* WHAT IS REQUIRED
Determine the number of lines that contain the word "this", then state that number and nothing more.

[Stored entries]

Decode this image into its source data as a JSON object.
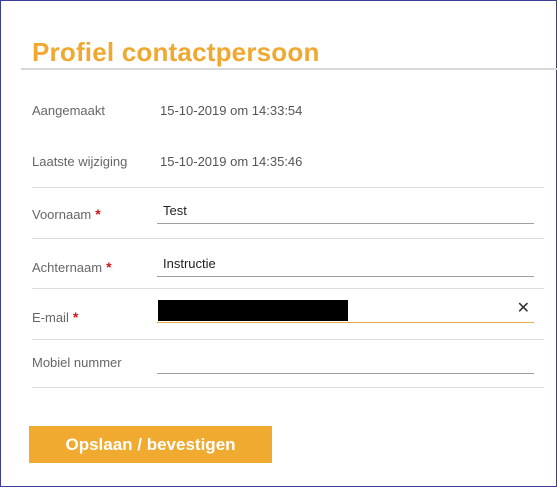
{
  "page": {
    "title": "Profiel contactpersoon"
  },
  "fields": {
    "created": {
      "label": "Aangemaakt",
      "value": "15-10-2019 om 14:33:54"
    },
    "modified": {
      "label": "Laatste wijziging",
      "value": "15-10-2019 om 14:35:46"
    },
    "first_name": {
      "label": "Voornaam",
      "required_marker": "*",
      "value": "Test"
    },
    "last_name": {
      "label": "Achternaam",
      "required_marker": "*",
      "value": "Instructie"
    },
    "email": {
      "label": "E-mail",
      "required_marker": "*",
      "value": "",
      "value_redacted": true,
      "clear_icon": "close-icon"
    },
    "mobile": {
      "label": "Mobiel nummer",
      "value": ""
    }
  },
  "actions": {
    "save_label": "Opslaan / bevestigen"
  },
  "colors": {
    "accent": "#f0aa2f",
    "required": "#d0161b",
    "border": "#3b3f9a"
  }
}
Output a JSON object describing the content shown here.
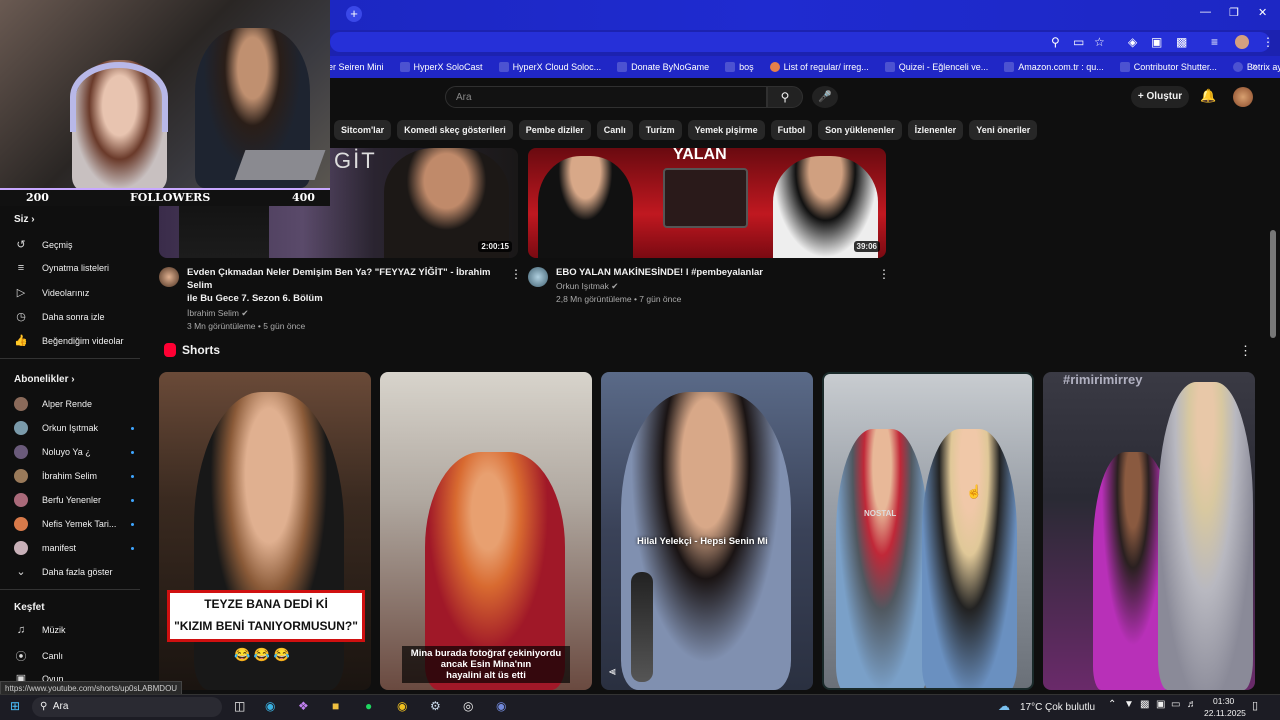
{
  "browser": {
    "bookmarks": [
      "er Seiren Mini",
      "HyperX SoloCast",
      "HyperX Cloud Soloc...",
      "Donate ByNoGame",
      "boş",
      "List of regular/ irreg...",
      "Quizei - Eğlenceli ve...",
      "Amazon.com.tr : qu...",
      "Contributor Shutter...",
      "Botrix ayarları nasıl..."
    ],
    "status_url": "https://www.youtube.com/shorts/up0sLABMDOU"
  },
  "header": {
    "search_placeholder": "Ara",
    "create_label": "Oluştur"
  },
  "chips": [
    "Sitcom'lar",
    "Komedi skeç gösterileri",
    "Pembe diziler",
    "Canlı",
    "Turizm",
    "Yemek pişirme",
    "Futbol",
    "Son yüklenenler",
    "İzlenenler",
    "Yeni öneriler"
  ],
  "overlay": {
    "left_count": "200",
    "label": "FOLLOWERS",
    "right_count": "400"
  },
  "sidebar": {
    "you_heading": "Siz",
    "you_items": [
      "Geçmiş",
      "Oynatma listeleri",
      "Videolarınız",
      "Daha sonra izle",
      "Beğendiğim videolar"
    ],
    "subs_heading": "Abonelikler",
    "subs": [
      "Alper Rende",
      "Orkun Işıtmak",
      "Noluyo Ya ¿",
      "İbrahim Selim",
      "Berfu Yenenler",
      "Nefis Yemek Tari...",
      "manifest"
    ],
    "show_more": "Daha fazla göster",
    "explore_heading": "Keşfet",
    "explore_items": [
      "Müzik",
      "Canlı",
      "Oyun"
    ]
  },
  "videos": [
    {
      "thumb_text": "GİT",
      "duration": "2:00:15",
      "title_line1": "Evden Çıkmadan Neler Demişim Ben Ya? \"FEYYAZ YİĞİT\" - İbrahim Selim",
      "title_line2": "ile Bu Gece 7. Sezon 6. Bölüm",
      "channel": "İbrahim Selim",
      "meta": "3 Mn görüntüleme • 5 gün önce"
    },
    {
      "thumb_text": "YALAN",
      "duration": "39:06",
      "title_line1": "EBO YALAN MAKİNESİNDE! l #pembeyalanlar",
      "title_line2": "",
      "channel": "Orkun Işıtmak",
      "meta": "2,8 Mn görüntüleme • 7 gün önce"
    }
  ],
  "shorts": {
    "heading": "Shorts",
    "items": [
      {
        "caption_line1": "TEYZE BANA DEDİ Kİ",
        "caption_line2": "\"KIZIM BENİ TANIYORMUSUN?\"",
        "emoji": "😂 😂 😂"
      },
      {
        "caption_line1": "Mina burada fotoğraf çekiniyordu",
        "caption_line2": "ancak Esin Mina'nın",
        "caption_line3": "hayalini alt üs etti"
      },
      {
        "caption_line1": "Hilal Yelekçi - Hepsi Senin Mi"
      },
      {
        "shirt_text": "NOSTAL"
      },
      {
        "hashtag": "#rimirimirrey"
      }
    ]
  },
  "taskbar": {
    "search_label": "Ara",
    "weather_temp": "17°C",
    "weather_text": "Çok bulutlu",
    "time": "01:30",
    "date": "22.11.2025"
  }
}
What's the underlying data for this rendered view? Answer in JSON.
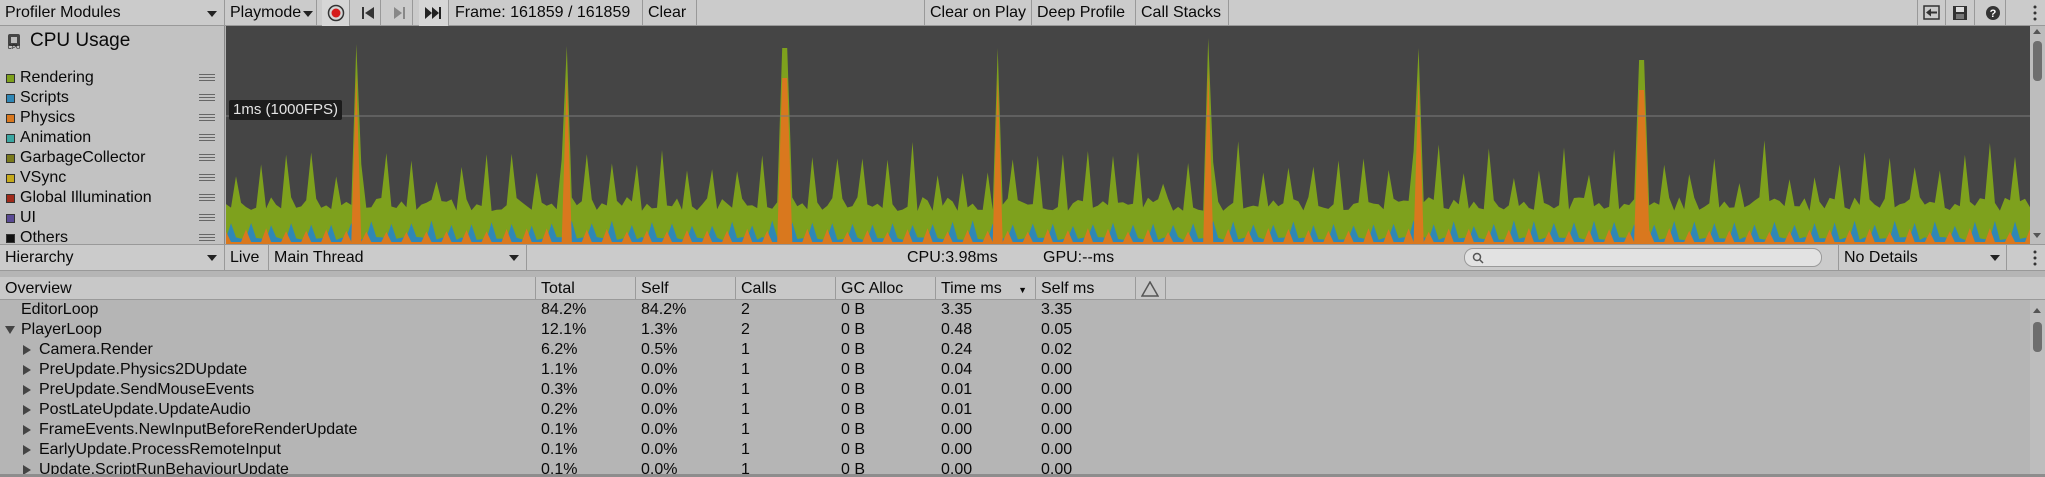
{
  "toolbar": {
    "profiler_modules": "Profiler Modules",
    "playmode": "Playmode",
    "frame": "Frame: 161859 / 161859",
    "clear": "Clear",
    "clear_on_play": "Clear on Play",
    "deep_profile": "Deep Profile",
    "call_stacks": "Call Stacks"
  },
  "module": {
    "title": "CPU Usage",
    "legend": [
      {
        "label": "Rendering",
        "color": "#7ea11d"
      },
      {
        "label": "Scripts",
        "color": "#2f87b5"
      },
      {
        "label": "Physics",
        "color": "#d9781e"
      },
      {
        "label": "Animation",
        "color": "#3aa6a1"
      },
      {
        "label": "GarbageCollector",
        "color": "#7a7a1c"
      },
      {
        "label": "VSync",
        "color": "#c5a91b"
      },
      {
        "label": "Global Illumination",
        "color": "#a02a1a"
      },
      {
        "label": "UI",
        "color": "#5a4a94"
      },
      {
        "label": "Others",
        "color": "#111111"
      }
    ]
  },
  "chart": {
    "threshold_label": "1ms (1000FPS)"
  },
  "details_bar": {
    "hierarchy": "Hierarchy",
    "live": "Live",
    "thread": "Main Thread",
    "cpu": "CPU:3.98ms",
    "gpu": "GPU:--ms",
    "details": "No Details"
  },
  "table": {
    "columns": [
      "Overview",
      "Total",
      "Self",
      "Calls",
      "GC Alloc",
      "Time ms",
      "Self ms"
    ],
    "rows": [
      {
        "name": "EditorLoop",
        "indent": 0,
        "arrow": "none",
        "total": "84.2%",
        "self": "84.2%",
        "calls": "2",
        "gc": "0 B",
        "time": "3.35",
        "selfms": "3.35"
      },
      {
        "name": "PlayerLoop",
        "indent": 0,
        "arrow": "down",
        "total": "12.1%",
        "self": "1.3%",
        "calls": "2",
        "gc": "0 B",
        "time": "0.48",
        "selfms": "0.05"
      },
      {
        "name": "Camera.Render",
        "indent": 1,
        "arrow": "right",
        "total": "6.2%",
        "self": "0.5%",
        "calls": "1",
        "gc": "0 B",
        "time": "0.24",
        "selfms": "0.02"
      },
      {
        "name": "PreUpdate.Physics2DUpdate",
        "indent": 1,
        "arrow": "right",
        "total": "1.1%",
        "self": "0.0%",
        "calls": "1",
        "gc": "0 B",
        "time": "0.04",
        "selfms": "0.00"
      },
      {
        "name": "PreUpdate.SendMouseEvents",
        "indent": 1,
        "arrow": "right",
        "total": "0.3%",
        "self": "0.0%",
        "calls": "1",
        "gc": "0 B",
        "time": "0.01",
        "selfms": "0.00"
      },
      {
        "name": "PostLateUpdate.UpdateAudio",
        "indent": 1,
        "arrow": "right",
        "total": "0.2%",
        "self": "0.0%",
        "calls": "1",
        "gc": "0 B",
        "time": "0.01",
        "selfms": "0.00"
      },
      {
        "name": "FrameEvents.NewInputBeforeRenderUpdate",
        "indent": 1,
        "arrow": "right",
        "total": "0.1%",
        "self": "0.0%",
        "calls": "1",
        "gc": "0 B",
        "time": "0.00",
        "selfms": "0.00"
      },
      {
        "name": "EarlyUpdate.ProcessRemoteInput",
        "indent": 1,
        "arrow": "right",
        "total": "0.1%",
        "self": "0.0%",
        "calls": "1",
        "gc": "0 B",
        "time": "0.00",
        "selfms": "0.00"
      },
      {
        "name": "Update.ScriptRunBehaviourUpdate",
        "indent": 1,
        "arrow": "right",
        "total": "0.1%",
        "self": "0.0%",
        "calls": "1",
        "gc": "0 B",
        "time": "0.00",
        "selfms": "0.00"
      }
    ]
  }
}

...

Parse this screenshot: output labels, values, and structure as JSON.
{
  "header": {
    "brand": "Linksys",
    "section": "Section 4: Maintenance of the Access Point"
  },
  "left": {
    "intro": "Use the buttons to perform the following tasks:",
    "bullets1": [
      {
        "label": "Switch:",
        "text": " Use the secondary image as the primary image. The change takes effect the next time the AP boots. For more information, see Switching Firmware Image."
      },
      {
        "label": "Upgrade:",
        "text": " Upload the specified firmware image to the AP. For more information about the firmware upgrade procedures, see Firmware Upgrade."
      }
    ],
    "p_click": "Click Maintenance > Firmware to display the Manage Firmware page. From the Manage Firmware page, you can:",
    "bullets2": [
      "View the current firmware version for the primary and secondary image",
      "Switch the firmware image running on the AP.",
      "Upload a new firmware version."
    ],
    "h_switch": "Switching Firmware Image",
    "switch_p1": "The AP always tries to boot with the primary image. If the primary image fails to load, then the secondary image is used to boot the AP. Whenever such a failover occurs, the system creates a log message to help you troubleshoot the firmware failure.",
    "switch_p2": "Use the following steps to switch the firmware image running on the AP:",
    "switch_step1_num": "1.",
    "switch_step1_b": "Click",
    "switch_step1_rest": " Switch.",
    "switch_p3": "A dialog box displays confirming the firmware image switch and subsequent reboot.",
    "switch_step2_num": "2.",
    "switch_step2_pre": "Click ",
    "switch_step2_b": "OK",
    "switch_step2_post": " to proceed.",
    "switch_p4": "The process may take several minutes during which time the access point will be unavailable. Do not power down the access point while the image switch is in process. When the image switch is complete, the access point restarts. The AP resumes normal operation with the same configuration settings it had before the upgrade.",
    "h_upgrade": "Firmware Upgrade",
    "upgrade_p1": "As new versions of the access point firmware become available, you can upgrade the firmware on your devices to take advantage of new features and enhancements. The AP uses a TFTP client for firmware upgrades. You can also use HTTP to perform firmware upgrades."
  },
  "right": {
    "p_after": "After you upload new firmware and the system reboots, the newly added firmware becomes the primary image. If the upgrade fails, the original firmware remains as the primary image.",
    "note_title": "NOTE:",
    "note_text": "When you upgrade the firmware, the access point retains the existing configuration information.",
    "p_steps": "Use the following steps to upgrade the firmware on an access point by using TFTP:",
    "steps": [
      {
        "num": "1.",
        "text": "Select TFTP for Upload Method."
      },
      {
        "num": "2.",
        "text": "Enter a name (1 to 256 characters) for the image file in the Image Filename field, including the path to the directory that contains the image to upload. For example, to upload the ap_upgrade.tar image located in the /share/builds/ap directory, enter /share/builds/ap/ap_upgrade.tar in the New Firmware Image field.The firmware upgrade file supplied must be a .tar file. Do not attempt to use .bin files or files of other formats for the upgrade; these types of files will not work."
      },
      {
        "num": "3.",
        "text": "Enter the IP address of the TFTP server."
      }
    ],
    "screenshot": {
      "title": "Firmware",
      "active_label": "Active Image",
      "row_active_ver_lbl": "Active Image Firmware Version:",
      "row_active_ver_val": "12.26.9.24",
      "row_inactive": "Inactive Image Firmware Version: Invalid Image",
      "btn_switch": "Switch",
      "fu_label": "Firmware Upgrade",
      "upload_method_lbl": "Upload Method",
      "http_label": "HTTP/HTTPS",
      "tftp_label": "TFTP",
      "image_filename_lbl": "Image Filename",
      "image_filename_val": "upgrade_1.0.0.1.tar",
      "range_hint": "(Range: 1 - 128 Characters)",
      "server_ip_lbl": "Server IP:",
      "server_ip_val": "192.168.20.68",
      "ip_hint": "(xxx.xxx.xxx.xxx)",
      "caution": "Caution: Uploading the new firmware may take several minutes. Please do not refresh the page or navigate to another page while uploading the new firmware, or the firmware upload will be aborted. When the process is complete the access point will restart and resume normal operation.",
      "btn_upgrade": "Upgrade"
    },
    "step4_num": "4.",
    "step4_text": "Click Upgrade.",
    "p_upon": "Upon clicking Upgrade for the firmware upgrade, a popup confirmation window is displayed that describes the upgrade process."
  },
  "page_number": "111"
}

* TASK RESPONSE
3